Find the string "Remoção" in the data, then copy every line where it is found.

###

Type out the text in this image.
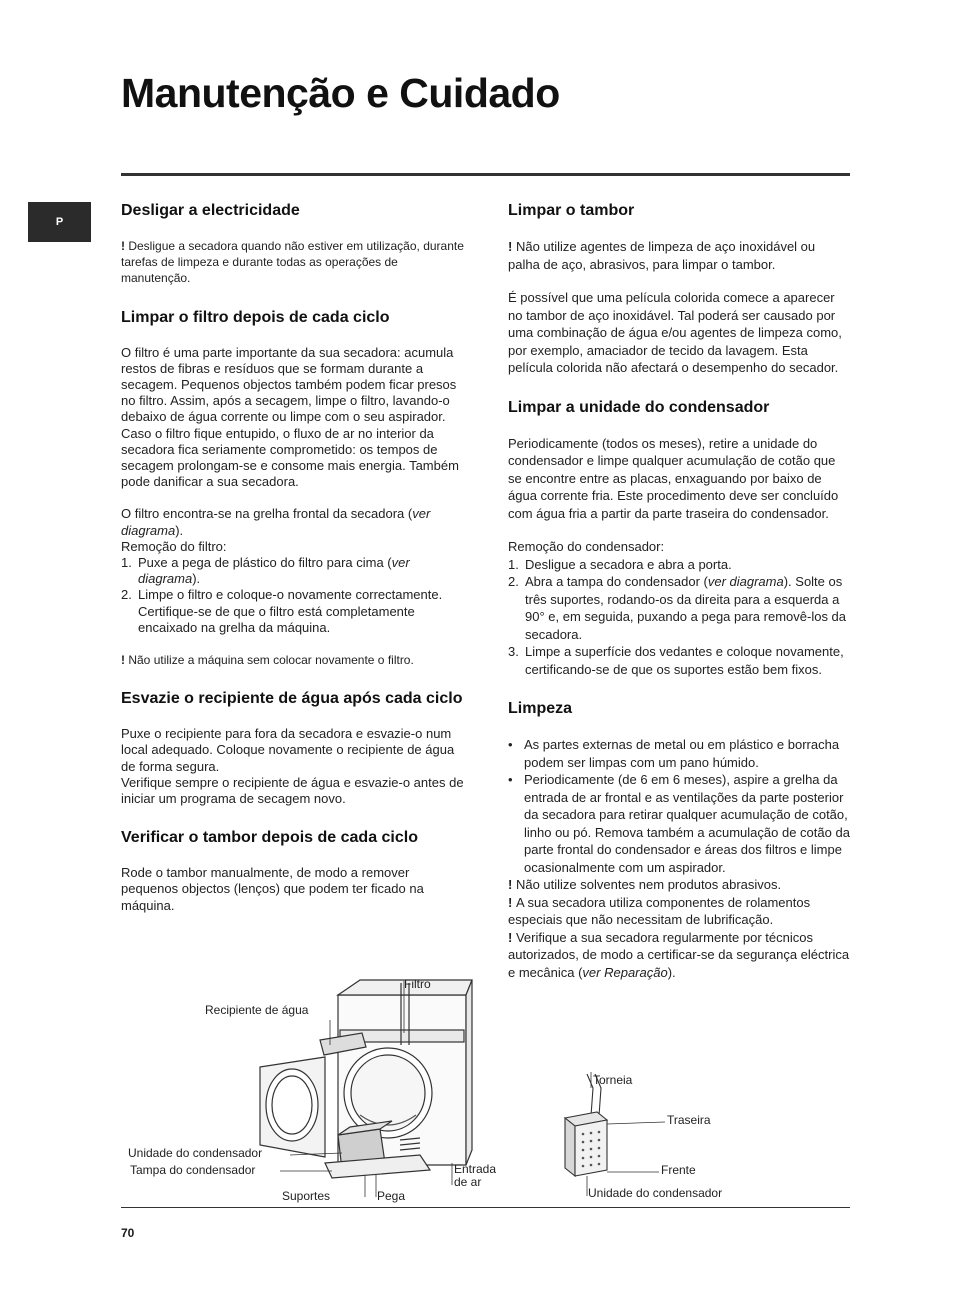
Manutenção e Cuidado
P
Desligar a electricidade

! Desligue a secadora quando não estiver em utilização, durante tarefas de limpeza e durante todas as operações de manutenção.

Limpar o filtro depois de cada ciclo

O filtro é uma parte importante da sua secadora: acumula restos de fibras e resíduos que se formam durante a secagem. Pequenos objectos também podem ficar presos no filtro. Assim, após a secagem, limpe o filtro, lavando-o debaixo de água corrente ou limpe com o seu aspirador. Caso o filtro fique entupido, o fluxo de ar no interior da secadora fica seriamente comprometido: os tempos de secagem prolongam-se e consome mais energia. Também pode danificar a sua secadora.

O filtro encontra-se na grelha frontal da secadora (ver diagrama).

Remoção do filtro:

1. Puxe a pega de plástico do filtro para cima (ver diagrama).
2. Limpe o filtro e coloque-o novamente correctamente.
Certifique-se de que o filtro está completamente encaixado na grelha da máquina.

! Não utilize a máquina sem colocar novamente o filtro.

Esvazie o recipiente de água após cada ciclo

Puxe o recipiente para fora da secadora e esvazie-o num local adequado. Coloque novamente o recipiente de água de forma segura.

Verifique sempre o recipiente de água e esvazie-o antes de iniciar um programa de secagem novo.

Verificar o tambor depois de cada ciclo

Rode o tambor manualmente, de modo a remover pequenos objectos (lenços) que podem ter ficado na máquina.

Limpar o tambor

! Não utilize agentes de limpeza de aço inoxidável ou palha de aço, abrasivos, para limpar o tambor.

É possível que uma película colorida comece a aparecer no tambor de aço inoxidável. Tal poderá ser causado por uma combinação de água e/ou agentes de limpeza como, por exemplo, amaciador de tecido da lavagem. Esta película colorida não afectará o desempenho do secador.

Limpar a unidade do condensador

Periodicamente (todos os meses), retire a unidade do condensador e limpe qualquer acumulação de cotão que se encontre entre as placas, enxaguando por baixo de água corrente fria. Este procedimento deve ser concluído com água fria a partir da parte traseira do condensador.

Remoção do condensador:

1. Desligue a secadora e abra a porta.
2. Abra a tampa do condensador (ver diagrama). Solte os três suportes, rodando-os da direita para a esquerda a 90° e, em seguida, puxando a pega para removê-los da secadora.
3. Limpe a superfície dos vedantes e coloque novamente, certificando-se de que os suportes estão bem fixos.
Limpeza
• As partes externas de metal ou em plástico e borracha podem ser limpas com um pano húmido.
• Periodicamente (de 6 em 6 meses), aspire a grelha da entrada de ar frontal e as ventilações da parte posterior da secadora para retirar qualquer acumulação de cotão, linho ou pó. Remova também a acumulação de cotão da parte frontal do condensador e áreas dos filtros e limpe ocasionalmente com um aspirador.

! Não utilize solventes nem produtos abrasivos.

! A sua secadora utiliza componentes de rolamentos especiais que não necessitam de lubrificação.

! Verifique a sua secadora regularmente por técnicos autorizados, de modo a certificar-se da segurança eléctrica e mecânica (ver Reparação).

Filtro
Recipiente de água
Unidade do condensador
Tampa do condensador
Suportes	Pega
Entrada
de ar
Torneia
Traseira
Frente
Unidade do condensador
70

###

◆ Task result ◆
Remoção do filtro:
Remoção do condensador:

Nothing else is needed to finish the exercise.